[RAW DATA]:
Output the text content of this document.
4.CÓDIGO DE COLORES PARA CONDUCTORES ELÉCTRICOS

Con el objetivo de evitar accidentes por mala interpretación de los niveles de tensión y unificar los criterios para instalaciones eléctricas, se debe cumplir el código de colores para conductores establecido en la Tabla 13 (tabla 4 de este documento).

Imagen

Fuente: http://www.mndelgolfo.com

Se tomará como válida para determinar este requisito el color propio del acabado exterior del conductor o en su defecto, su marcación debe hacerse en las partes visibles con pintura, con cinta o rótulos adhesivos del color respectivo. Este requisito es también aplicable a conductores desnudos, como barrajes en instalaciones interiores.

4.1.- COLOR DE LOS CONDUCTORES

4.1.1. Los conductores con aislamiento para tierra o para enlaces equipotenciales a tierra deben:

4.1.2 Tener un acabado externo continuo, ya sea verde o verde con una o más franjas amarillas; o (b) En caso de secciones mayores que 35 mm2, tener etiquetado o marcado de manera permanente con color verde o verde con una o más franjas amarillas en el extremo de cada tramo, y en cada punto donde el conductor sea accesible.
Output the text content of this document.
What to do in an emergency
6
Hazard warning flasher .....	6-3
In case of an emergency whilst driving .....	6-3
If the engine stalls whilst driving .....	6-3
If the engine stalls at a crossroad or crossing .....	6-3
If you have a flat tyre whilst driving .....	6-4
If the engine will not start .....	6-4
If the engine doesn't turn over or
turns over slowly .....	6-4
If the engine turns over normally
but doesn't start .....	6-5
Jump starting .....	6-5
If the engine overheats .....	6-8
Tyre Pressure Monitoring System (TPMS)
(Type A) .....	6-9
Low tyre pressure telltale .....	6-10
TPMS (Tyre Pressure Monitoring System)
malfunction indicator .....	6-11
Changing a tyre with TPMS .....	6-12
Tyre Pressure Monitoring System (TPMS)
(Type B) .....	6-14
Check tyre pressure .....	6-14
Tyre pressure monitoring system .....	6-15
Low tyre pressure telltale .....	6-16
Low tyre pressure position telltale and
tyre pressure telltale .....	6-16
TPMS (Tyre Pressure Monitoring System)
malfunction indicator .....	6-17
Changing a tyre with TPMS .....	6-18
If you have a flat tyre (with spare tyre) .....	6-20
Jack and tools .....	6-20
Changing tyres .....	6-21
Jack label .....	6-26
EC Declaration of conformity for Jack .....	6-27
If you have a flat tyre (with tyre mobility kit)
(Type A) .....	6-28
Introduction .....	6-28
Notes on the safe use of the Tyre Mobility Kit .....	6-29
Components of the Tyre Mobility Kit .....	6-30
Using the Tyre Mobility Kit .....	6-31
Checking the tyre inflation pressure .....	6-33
--
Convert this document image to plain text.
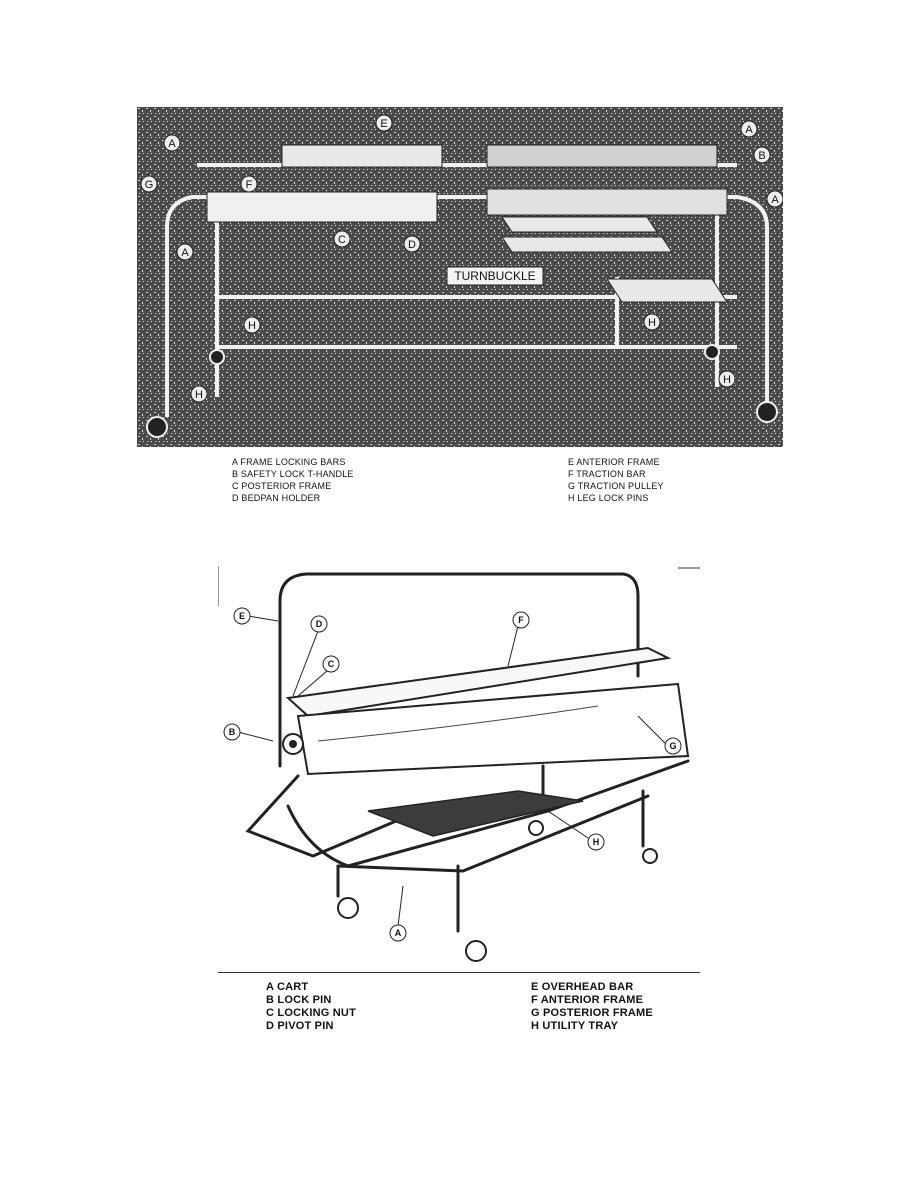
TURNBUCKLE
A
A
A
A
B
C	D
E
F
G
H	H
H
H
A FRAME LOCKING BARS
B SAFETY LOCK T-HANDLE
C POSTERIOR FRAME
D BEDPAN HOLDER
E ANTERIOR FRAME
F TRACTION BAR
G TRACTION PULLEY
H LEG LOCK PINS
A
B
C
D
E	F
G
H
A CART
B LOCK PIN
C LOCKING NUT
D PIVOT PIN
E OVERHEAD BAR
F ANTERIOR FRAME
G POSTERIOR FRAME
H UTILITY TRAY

[EXERCISE TASK]: Search the listing for the word "Jack" and return each line that holds it.

[RESPONSE TO THIS TASK]:
Jack and tools .....	6-20
Jack label .....	6-26
EC Declaration of conformity for Jack .....	6-27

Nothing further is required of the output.